Brief
Reproduce the data word for word from its first line through the line containing "data-point [195,164,206,175]", including both of those lines.

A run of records
:::
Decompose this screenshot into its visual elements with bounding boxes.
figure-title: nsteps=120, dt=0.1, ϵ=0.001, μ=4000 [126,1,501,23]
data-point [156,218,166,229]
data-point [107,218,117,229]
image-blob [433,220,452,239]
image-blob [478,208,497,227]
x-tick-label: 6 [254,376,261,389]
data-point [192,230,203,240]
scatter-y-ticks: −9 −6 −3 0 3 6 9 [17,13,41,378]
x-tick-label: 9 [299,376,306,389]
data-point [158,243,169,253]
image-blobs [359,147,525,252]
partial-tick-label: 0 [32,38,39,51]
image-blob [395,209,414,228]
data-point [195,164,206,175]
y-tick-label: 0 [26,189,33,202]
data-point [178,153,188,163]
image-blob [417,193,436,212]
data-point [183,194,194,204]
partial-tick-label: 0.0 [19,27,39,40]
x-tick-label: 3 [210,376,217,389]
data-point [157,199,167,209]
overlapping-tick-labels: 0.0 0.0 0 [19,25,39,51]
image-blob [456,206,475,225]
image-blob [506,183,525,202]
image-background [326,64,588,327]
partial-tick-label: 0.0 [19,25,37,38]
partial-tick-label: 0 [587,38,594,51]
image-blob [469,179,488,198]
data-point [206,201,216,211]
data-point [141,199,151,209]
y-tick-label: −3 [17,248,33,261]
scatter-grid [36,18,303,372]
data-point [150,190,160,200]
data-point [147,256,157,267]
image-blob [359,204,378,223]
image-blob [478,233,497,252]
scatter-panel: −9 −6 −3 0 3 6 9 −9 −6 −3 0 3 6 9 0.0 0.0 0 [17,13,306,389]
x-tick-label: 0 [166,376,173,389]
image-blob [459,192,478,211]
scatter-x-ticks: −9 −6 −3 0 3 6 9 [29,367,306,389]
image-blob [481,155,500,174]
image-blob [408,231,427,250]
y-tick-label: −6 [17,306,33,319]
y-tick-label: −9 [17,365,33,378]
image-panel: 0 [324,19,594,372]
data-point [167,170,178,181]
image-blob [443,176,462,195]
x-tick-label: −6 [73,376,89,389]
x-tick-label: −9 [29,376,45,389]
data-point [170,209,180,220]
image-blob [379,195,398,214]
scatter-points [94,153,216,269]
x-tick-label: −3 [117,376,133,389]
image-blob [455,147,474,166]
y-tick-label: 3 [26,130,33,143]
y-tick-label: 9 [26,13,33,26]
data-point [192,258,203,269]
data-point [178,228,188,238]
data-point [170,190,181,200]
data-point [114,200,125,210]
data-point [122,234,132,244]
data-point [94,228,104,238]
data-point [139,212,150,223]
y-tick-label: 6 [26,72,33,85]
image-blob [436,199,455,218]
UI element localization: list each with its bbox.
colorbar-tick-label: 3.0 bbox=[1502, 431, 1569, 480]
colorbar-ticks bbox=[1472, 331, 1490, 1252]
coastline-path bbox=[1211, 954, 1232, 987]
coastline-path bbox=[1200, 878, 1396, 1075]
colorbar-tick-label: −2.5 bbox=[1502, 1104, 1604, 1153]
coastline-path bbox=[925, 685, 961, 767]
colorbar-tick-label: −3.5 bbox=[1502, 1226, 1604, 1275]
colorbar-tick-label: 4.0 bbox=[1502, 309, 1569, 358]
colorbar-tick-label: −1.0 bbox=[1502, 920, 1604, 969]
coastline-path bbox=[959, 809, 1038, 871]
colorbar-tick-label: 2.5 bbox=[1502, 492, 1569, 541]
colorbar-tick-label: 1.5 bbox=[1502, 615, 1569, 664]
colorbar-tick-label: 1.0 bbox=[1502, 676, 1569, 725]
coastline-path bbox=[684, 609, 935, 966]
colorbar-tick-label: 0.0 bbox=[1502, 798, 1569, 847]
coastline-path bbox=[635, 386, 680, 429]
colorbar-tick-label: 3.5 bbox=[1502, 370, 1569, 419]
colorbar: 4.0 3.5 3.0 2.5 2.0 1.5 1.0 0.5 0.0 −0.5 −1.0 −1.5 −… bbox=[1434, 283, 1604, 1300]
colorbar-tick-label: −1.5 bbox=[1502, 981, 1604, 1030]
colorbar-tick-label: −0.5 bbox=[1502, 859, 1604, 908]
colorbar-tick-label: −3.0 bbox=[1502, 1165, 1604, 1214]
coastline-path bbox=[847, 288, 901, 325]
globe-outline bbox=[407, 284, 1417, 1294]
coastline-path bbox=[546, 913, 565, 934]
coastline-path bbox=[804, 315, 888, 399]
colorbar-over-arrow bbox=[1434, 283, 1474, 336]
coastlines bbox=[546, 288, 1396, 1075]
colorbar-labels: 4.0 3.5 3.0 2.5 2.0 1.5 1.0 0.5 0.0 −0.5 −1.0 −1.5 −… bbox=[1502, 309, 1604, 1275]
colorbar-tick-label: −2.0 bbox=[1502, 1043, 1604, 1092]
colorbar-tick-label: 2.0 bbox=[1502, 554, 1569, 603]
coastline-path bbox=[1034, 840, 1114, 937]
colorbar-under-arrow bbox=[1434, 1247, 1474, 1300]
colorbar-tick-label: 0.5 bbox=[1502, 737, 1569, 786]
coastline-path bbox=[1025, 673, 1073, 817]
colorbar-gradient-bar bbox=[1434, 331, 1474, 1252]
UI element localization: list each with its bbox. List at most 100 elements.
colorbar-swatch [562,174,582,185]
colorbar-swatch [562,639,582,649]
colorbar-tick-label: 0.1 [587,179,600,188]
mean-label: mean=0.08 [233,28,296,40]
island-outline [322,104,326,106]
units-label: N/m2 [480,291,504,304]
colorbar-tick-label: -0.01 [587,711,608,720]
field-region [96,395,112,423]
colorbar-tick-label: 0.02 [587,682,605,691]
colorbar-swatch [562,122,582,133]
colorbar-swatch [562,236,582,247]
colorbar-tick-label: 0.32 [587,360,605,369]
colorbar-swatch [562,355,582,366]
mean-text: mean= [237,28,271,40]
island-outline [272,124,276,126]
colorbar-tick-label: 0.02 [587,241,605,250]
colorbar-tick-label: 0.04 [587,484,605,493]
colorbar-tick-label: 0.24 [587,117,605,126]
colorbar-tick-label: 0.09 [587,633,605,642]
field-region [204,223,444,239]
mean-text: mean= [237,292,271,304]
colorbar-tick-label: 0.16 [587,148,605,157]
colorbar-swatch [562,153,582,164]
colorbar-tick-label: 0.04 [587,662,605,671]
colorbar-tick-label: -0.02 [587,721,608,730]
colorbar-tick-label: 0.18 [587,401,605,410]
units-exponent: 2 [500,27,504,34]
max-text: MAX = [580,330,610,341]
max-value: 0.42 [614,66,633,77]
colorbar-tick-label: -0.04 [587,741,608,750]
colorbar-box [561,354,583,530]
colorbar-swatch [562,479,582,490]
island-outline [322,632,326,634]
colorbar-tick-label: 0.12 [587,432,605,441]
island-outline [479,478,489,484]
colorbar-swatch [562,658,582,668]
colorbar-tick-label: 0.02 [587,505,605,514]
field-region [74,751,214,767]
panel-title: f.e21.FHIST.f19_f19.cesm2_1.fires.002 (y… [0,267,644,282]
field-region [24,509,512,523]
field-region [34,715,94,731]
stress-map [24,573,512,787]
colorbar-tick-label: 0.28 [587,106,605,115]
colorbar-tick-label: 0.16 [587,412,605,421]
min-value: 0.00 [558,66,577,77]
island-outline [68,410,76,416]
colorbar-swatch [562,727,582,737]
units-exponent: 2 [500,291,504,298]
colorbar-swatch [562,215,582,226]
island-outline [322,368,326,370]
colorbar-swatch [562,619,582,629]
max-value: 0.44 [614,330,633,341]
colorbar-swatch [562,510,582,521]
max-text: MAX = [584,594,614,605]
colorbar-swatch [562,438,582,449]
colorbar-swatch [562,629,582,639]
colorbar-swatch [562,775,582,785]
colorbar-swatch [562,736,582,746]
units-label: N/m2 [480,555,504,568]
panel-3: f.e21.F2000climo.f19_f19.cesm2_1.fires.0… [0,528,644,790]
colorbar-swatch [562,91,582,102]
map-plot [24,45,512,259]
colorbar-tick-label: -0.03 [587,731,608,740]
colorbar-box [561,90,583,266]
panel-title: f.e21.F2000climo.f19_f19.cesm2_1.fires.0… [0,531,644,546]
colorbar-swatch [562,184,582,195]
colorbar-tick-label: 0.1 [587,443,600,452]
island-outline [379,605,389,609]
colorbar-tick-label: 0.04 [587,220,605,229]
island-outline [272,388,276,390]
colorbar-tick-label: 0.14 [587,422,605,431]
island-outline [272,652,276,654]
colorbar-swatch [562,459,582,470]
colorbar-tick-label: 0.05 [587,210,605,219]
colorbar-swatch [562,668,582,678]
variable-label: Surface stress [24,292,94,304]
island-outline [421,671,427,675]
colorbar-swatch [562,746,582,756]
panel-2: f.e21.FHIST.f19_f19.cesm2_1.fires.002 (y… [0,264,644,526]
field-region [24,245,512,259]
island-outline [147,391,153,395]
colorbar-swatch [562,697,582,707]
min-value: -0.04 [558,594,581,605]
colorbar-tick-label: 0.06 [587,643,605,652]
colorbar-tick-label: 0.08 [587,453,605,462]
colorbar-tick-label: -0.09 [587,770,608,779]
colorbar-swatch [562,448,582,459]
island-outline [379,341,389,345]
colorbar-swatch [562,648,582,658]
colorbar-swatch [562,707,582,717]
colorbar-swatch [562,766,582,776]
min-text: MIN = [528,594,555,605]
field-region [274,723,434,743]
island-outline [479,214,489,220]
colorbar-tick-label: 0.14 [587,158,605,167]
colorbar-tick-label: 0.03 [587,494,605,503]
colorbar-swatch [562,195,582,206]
:::
In response
Decompose this screenshot into its visual elements with bounding boxes.
figure-title: nsteps=120, dt=0.1, ϵ=0.001, μ=4000 [126,1,501,23]
data-point [156,218,166,229]
data-point [107,218,117,229]
image-blob [433,220,452,239]
image-blob [478,208,497,227]
x-tick-label: 6 [254,376,261,389]
data-point [192,230,203,240]
scatter-y-ticks: −9 −6 −3 0 3 6 9 [17,13,41,378]
x-tick-label: 9 [299,376,306,389]
data-point [158,243,169,253]
image-blobs [359,147,525,252]
partial-tick-label: 0 [32,38,39,51]
image-blob [395,209,414,228]
data-point [195,164,206,175]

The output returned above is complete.